-- BEGIN Data section --

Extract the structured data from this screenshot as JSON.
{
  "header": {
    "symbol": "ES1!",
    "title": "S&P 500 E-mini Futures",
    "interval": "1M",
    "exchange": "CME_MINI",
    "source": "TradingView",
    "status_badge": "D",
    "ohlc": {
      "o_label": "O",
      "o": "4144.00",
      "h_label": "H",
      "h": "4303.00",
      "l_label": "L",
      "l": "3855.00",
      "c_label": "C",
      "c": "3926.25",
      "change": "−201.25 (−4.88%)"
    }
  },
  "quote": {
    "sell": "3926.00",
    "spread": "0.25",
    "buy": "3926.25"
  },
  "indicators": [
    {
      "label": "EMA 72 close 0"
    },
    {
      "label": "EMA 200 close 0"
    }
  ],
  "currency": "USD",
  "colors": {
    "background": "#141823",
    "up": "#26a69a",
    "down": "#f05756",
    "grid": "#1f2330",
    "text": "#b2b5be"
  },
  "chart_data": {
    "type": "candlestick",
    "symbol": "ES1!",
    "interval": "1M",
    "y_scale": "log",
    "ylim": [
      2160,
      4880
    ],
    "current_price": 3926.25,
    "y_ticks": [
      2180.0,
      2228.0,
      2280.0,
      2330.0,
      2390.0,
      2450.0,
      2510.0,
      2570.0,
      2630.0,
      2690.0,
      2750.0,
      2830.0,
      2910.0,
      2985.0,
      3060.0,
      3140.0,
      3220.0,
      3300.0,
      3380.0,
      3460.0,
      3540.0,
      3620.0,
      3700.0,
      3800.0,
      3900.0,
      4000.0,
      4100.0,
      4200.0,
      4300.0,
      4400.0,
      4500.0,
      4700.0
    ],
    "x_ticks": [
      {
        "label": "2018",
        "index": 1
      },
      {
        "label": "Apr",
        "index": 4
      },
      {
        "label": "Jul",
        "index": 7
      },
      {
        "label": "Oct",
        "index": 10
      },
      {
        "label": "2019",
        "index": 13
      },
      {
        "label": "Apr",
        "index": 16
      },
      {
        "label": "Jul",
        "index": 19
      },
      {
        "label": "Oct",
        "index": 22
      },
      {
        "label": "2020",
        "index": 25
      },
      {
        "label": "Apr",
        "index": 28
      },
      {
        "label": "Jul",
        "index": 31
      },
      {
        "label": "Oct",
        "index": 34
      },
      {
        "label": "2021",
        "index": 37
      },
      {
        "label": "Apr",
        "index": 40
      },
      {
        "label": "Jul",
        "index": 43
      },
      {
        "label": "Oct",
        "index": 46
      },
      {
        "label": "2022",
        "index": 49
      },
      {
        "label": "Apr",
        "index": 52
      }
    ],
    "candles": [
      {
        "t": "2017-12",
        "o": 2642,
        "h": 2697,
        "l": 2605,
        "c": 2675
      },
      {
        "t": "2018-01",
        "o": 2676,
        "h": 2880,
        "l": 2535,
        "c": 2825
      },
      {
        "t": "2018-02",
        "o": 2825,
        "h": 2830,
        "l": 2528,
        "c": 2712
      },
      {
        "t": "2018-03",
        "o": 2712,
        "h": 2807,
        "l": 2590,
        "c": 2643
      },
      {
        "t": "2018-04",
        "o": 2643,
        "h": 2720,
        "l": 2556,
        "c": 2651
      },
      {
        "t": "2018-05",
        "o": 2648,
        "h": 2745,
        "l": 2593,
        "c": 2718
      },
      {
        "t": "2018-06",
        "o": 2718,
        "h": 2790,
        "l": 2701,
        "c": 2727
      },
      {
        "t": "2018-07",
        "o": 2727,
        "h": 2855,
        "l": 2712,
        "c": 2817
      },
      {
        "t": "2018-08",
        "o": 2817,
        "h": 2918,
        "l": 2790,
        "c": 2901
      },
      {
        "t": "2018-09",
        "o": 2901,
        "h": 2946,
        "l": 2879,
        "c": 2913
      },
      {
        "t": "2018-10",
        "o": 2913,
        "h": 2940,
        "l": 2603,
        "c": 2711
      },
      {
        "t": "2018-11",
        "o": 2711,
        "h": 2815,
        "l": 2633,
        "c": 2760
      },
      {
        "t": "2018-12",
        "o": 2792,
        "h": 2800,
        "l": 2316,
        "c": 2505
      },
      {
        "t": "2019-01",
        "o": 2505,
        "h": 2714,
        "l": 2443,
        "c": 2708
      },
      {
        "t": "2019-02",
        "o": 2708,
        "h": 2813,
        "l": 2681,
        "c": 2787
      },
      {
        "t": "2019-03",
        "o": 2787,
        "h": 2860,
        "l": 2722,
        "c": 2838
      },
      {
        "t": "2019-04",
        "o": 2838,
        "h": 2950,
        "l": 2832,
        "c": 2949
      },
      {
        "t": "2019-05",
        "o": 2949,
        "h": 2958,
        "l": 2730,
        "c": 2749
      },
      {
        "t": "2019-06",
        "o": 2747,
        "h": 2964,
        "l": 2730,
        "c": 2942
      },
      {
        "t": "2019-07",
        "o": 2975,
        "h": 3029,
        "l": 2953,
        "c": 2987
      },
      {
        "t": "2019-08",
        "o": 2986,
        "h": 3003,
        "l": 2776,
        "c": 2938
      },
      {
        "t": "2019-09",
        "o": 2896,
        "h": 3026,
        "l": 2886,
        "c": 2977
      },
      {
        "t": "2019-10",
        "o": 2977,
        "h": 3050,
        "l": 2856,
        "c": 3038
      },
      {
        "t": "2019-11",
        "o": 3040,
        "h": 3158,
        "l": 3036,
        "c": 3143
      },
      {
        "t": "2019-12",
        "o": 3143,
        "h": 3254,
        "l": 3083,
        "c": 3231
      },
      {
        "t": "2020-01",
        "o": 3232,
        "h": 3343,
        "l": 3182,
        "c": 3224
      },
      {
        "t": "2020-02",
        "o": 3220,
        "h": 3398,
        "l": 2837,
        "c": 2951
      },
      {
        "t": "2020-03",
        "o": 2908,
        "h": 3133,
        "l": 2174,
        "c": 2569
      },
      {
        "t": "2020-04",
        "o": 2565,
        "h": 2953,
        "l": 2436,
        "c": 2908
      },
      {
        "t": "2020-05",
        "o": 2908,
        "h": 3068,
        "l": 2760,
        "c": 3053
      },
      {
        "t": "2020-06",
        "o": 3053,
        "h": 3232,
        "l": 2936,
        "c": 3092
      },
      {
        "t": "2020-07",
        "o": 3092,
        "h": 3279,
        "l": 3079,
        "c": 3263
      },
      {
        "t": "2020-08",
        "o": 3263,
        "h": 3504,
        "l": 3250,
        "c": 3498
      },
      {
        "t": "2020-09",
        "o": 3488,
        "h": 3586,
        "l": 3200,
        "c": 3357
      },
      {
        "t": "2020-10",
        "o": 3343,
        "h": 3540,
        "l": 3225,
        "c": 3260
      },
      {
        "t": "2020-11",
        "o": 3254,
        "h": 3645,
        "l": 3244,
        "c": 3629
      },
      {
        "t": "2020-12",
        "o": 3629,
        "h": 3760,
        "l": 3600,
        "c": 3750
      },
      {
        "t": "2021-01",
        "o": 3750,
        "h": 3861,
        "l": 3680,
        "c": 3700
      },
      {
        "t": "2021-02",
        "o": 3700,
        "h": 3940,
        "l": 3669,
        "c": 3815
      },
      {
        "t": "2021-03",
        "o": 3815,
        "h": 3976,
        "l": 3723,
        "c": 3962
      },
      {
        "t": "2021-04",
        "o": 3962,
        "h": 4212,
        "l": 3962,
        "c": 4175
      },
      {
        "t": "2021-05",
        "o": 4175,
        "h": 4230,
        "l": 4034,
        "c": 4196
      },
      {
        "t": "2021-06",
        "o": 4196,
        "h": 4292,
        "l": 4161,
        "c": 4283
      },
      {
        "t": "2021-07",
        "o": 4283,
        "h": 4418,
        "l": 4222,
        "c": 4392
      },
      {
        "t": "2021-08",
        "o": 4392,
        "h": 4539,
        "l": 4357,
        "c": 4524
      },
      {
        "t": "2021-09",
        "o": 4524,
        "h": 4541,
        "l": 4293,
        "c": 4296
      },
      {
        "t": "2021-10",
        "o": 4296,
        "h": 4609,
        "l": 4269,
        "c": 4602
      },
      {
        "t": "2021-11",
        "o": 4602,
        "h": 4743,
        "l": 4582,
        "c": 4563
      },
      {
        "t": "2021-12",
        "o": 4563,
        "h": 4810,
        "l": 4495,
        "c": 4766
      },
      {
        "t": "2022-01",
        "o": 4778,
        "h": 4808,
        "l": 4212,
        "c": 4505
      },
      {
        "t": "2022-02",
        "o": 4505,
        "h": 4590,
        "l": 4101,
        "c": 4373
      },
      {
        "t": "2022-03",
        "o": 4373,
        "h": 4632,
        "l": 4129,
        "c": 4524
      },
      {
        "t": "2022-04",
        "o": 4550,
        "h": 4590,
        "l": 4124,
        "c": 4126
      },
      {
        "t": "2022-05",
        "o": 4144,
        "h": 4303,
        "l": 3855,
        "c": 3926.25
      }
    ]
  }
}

-- END Data section --

■ Set task
Using the listing above, pull out all lines that hold the word "close".

■ Solved problem
      "label": "EMA 72 close 0"
      "label": "EMA 200 close 0"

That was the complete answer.